== VORGELEGTER TEXT
Einleitende Bemerkungen Böhmers und Wills zu Erzbischof Friedrich von Mainz.

Vollregest:

Es ist in der Tat auffallend, dass bei der hohen politischen Bedeutung Friedrichs an keiner Stelle ein authentisches Wort über ihn aus der Zeit vor seiner Erhebung auf den erzbischöflichen Stuhl berichtet wird. Denn was bei Joannis (Serarius) I, 427 über seine Abstammung aus dem lothringischen Herzogshaus sowie über sein Verhältniss zum Kloster Fulda nach dem MS. min. beigebracht wird, ist mit recht vielfach angefochten worden und entbehrt allen Anspruchs auf Glaubhaftigkeit. (Köpke, Otto I. S. 15 note 4.)

Um so reichlicher fliessen die Quellen über seine Teilnahme an den Weltereignissen, die er zum Teil selbst lenkte, und es fehlt auch nicht an Urteilen von Zeitgenossen über ihn. Widukind (MGH SS 3, 441.) nennt ihn optimus inprimis vir et omni religione probatissimus. Und weiter unten: magnus erat in oratione die noctuque, magnus elemosinarum largitate, praecipuus verbo praedicationis, non silere dignum duximus. Der Continuator Reginonis (MGH SS 1, 623) sagt von ihm: vir in sancta religione strenuus et valde laudabilis, nisi in hoc tantum videbatur reprehensibilis, quod sicubi vel unus regis inimicus emersit, ipse se statim secundum apposuit.
====
GESTELLTE AUFGABE 1 => Worüber fließen laut dem Text über Erzbischof Friedrich von Mainz die Quellen um so reichlicher?
GESTELLTE AUFGABE 2 => Führen Sie den Text über Erzbischof Friedrich von Mainz im Anschluss an seinen letzten Satz weiter.
Die nachstehenden Daten sind hierfür nicht erforderlich.
== ERFASSTE DATEN
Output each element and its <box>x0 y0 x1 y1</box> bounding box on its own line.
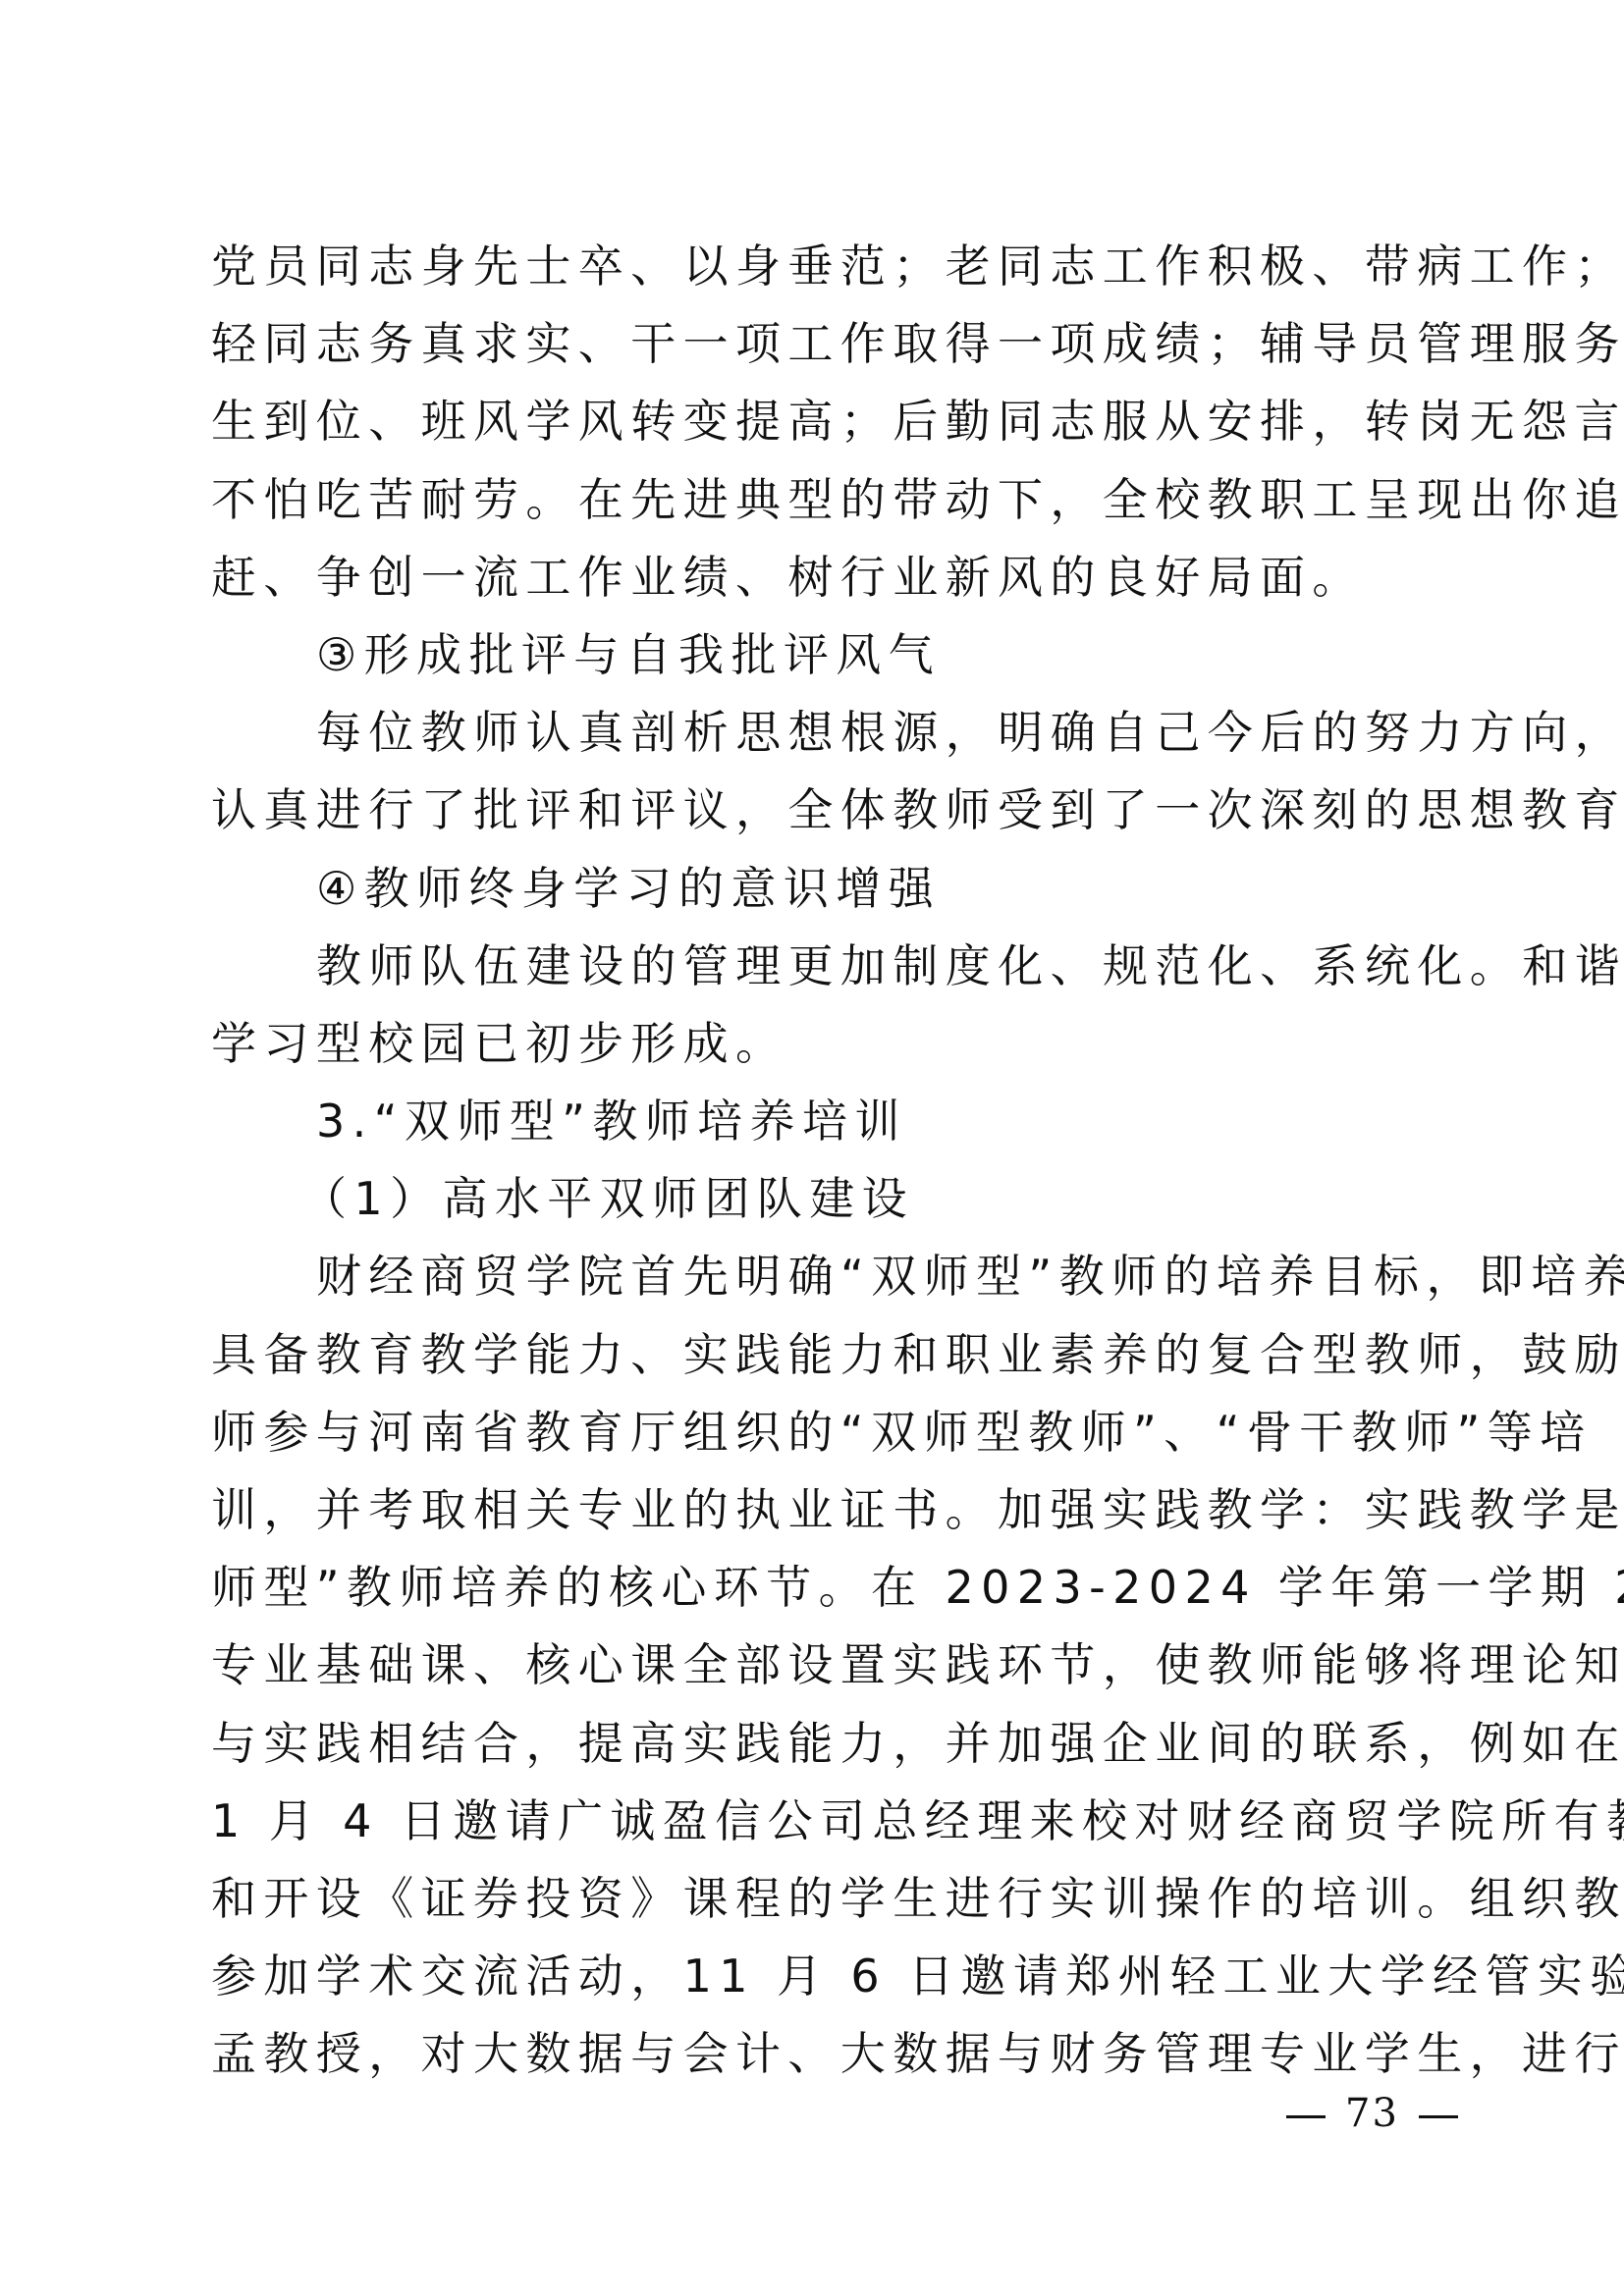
body-line-17: 训，并考取相关专业的执业证书。加强实践教学：实践教学是“双 <box>211 1471 1421 1549</box>
body-line-3: 生到位、班风学风转变提高；后勤同志服从安排，转岗无怨言， <box>211 383 1421 460</box>
page-number-dash-right <box>1419 2115 1458 2118</box>
subheading-criticism: ③形成批评与自我批评风气 <box>211 616 1421 694</box>
body-line-20: 与实践相结合，提高实践能力，并加强企业间的联系，例如在 1 <box>211 1705 1421 1783</box>
body-line-24: 孟教授，对大数据与会计、大数据与财务管理专业学生，进行《证 <box>211 2015 1421 2093</box>
subsection-heading-team-building: （1）高水平双师团队建设 <box>211 1160 1421 1238</box>
page-number: 73 <box>1267 2089 1478 2138</box>
body-line-15: 具备教育教学能力、实践能力和职业素养的复合型教师，鼓励教 <box>211 1316 1421 1394</box>
body-line-4: 不怕吃苦耐劳。在先进典型的带动下，全校教职工呈现出你追我 <box>211 461 1421 539</box>
body-line-11: 学习型校园已初步形成。 <box>211 1005 1421 1083</box>
body-line-2: 轻同志务真求实、干一项工作取得一项成绩；辅导员管理服务学 <box>211 305 1421 383</box>
subheading-lifelong-learning: ④教师终身学习的意识增强 <box>211 850 1421 928</box>
body-line-18: 师型”教师培养的核心环节。在 2023-2024 学年第一学期 22 门 <box>211 1549 1421 1627</box>
page-number-dash-left <box>1286 2115 1326 2118</box>
body-line-22: 和开设《证券投资》课程的学生进行实训操作的培训。组织教师 <box>211 1860 1421 1938</box>
body-line-1: 党员同志身先士卒、以身垂范；老同志工作积极、带病工作；年 <box>211 228 1421 305</box>
body-line-16: 师参与河南省教育厅组织的“双师型教师”、“骨干教师”等培 <box>211 1394 1421 1471</box>
page-number-value: 73 <box>1345 2091 1399 2136</box>
body-line-10: 教师队伍建设的管理更加制度化、规范化、系统化。和谐的 <box>211 928 1421 1005</box>
document-body: 党员同志身先士卒、以身垂范；老同志工作积极、带病工作；年 轻同志务真求实、干一项… <box>211 228 1421 2094</box>
body-line-14: 财经商贸学院首先明确“双师型”教师的培养目标，即培养 <box>211 1238 1421 1315</box>
body-line-7: 每位教师认真剖析思想根源，明确自己今后的努力方向，并 <box>211 694 1421 772</box>
body-line-19: 专业基础课、核心课全部设置实践环节，使教师能够将理论知识 <box>211 1627 1421 1704</box>
body-line-21: 1 月 4 日邀请广诚盈信公司总经理来校对财经商贸学院所有教师 <box>211 1783 1421 1860</box>
body-line-8: 认真进行了批评和评议，全体教师受到了一次深刻的思想教育。 <box>211 772 1421 849</box>
section-heading-dual-teacher: 3.“双师型”教师培养培训 <box>211 1083 1421 1160</box>
body-line-5: 赶、争创一流工作业绩、树行业新风的良好局面。 <box>211 539 1421 616</box>
body-line-23: 参加学术交流活动，11 月 6 日邀请郑州轻工业大学经管实验中心 <box>211 1938 1421 2015</box>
====
RICHTIGE ANTWORT 1 => Über seine Teilnahme an den Weltereignissen, die er zum Teil selbst lenkte.

RICHTIGE ANTWORT 2 =>
Höchst bemerkenswert ist die Stelle in Ruotgeri Vita Brunonis: Ea tempestate ab imperatore et exercitu eius obsessa est Magontia, urbs nobilis et opulenta. Erat enim referta hostibus et insidiatoribus regni; et ubi vigere solebat sinceritas religionis, illuc maxima confluxit sentina dissensionis. De archiepiscopo loci varius principum aeque et vulgi sermo fuit: alii innocentiam eius in coelum ferre, virtutes praedicare, ea quae passim, et in illis praesertim partibus, per civile malum perperam agebantur, ipsi prae omnibus odiosa dicere; quippe partes eum execrari testabantur, idcirco e medio secedere; minimum curare, cui urbs pateret, cui milites obedirent. Haec fere illorum erat sententia, qui coniuratione impia foederati, eius iugi auxilio et consilio in omnibus se fretos esse iactabant; hoc solo causam suam defendentes, quod nequaquam reproba esse posset, cui talis vir communicare vellet. Alii vero et pene omnes quorum cordibus divina gratia inspiravit, potestatem a Deo ordinatam venerari, imperi, imperatorem omni devotione sequi, tutorem opum, vindicem scelerum, largitorem honorum. Ipsi etiam, quibus domi sua res familiaris, coniuges et liberi curae erant, aut pax et salus sua quomodocumque dulcis extiterat, longe aliter huius viri merita aestimabant. Nos interim haec Dei iudicio relinquamus, et a diverticulo ad propositum redeamus. MGH SS 4 259. (Vergl. Hindorf, Bruno I, Erzbischof v. Cöln. Programm der Realschule zu Ruhrort. 1867.)
In den Ann. Hildesh. und in den Ann. Quedlinb. wird Friedrich gerühmt als vir summae abstinentiae, in religione sancta et doctrina probatus.

Nach diesen Urteilen kann ein Zweifel an dem entschieden kirchlichen Geist des Erzbischofs, den er auch durch manche seiner Taten kund gab, wohl nicht aufkommen, und aus seinem Vorgehen auf dem politischen Gebiet, mag man dasselbe beurteilen wie man immer will, leuchtet eine ungewöhnliche geistige Begabung hervor.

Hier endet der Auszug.